[start]

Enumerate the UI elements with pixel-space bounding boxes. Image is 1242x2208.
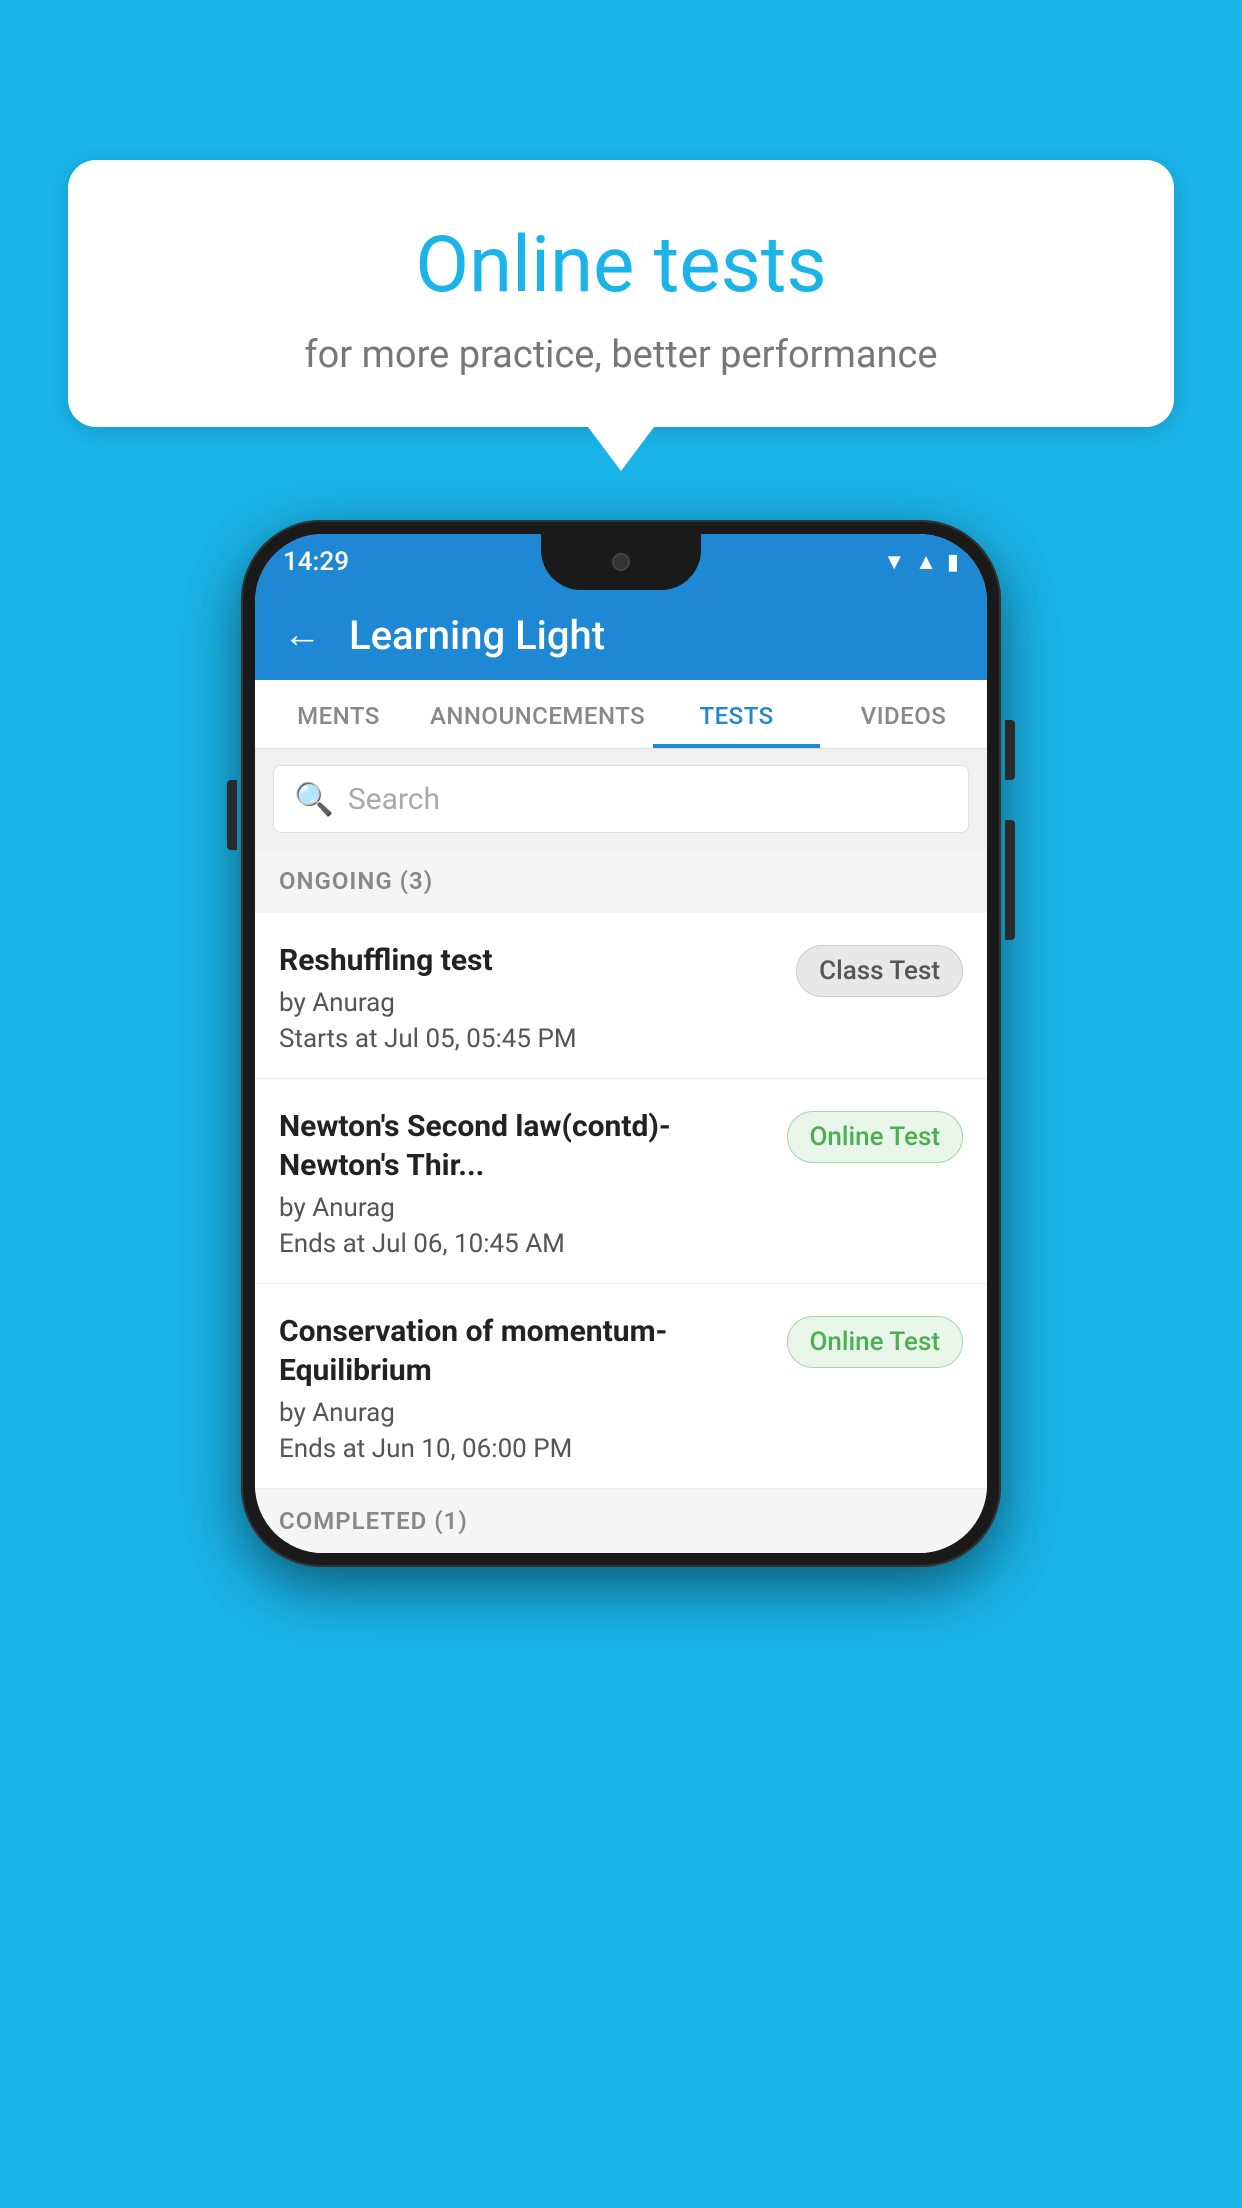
tabs-bar: MENTS ANNOUNCEMENTS TESTS VIDEOS — [255, 680, 987, 749]
test-author-3: by Anurag — [279, 1398, 771, 1428]
phone-screen: 14:29 ▼ ▲ ▮ ← Learning Light MENTS — [255, 534, 987, 1553]
search-container: 🔍 Search — [255, 749, 987, 849]
power-button — [1005, 720, 1015, 780]
front-camera — [612, 553, 630, 571]
back-button[interactable]: ← — [283, 613, 321, 657]
test-badge-1: Class Test — [796, 945, 963, 997]
status-bar: 14:29 ▼ ▲ ▮ — [255, 534, 987, 590]
test-badge-2: Online Test — [787, 1111, 964, 1163]
test-date-1: Starts at Jul 05, 05:45 PM — [279, 1024, 780, 1054]
app-title: Learning Light — [349, 612, 605, 659]
phone-mockup: 14:29 ▼ ▲ ▮ ← Learning Light MENTS — [241, 520, 1001, 1567]
wifi-icon: ▼ — [883, 549, 905, 575]
completed-section-header: COMPLETED (1) — [255, 1489, 987, 1553]
test-date-2: Ends at Jul 06, 10:45 AM — [279, 1229, 771, 1259]
test-info-1: Reshuffling test by Anurag Starts at Jul… — [279, 941, 780, 1054]
search-icon: 🔍 — [294, 780, 334, 818]
test-list: Reshuffling test by Anurag Starts at Jul… — [255, 913, 987, 1489]
test-author-2: by Anurag — [279, 1193, 771, 1223]
test-author-1: by Anurag — [279, 988, 780, 1018]
ongoing-section-header: ONGOING (3) — [255, 849, 987, 913]
test-item-2[interactable]: Newton's Second law(contd)-Newton's Thir… — [255, 1079, 987, 1284]
tab-ments[interactable]: MENTS — [255, 680, 422, 748]
search-placeholder: Search — [348, 782, 440, 817]
test-name-2: Newton's Second law(contd)-Newton's Thir… — [279, 1107, 771, 1185]
phone-shell: 14:29 ▼ ▲ ▮ ← Learning Light MENTS — [241, 520, 1001, 1567]
test-info-3: Conservation of momentum-Equilibrium by … — [279, 1312, 771, 1464]
app-header: ← Learning Light — [255, 590, 987, 680]
test-item-1[interactable]: Reshuffling test by Anurag Starts at Jul… — [255, 913, 987, 1079]
test-name-3: Conservation of momentum-Equilibrium — [279, 1312, 771, 1390]
battery-icon: ▮ — [947, 550, 959, 575]
volume-down-button — [1005, 820, 1015, 940]
promo-subtitle: for more practice, better performance — [108, 333, 1134, 377]
volume-button — [227, 780, 237, 850]
status-icons: ▼ ▲ ▮ — [883, 549, 959, 575]
promo-title: Online tests — [108, 220, 1134, 311]
search-box[interactable]: 🔍 Search — [273, 765, 969, 833]
test-name-1: Reshuffling test — [279, 941, 780, 980]
tab-videos[interactable]: VIDEOS — [820, 680, 987, 748]
test-badge-3: Online Test — [787, 1316, 964, 1368]
test-info-2: Newton's Second law(contd)-Newton's Thir… — [279, 1107, 771, 1259]
status-time: 14:29 — [283, 547, 349, 577]
test-item-3[interactable]: Conservation of momentum-Equilibrium by … — [255, 1284, 987, 1489]
phone-notch — [541, 534, 701, 590]
promo-card: Online tests for more practice, better p… — [68, 160, 1174, 427]
tab-announcements[interactable]: ANNOUNCEMENTS — [422, 680, 653, 748]
signal-icon: ▲ — [915, 549, 937, 575]
test-date-3: Ends at Jun 10, 06:00 PM — [279, 1434, 771, 1464]
tab-tests[interactable]: TESTS — [653, 680, 820, 748]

[end]

__AIM__. Set down all of the data above exactly as it appears, leaving out the picture.

__TASK RESULT__.
Enumerate the UI elements with pixel-space bounding boxes. Image is 1242x2208.
tabs-bar: MENTS ANNOUNCEMENTS TESTS VIDEOS — [255, 680, 987, 749]
test-author-3: by Anurag — [279, 1398, 771, 1428]
phone-screen: 14:29 ▼ ▲ ▮ ← Learning Light MENTS — [255, 534, 987, 1553]
search-container: 🔍 Search — [255, 749, 987, 849]
power-button — [1005, 720, 1015, 780]
front-camera — [612, 553, 630, 571]
back-button[interactable]: ← — [283, 613, 321, 657]
test-badge-1: Class Test — [796, 945, 963, 997]
status-bar: 14:29 ▼ ▲ ▮ — [255, 534, 987, 590]
test-badge-2: Online Test — [787, 1111, 964, 1163]
test-date-1: Starts at Jul 05, 05:45 PM — [279, 1024, 780, 1054]
app-title: Learning Light — [349, 612, 605, 659]
phone-mockup: 14:29 ▼ ▲ ▮ ← Learning Light MENTS — [241, 520, 1001, 1567]
wifi-icon: ▼ — [883, 549, 905, 575]
completed-section-header: COMPLETED (1) — [255, 1489, 987, 1553]
test-date-2: Ends at Jul 06, 10:45 AM — [279, 1229, 771, 1259]
test-info-1: Reshuffling test by Anurag Starts at Jul… — [279, 941, 780, 1054]
search-icon: 🔍 — [294, 780, 334, 818]
test-list: Reshuffling test by Anurag Starts at Jul… — [255, 913, 987, 1489]
test-author-2: by Anurag — [279, 1193, 771, 1223]
test-author-1: by Anurag — [279, 988, 780, 1018]
ongoing-section-header: ONGOING (3) — [255, 849, 987, 913]
test-item-2[interactable]: Newton's Second law(contd)-Newton's Thir… — [255, 1079, 987, 1284]
tab-ments[interactable]: MENTS — [255, 680, 422, 748]
search-placeholder: Search — [348, 782, 440, 817]
test-name-2: Newton's Second law(contd)-Newton's Thir… — [279, 1107, 771, 1185]
phone-shell: 14:29 ▼ ▲ ▮ ← Learning Light MENTS — [241, 520, 1001, 1567]
test-info-3: Conservation of momentum-Equilibrium by … — [279, 1312, 771, 1464]
app-header: ← Learning Light — [255, 590, 987, 680]
test-item-1[interactable]: Reshuffling test by Anurag Starts at Jul… — [255, 913, 987, 1079]
test-name-3: Conservation of momentum-Equilibrium — [279, 1312, 771, 1390]
battery-icon: ▮ — [947, 550, 959, 575]
volume-down-button — [1005, 820, 1015, 940]
promo-subtitle: for more practice, better performance — [108, 333, 1134, 377]
volume-button — [227, 780, 237, 850]
status-icons: ▼ ▲ ▮ — [883, 549, 959, 575]
promo-title: Online tests — [108, 220, 1134, 311]
search-box[interactable]: 🔍 Search — [273, 765, 969, 833]
test-name-1: Reshuffling test — [279, 941, 780, 980]
tab-videos[interactable]: VIDEOS — [820, 680, 987, 748]
test-badge-3: Online Test — [787, 1316, 964, 1368]
test-info-2: Newton's Second law(contd)-Newton's Thir… — [279, 1107, 771, 1259]
status-time: 14:29 — [283, 547, 349, 577]
test-item-3[interactable]: Conservation of momentum-Equilibrium by … — [255, 1284, 987, 1489]
phone-notch — [541, 534, 701, 590]
promo-card: Online tests for more practice, better p… — [68, 160, 1174, 427]
tab-announcements[interactable]: ANNOUNCEMENTS — [422, 680, 653, 748]
signal-icon: ▲ — [915, 549, 937, 575]
test-date-3: Ends at Jun 10, 06:00 PM — [279, 1434, 771, 1464]
tab-tests[interactable]: TESTS — [653, 680, 820, 748]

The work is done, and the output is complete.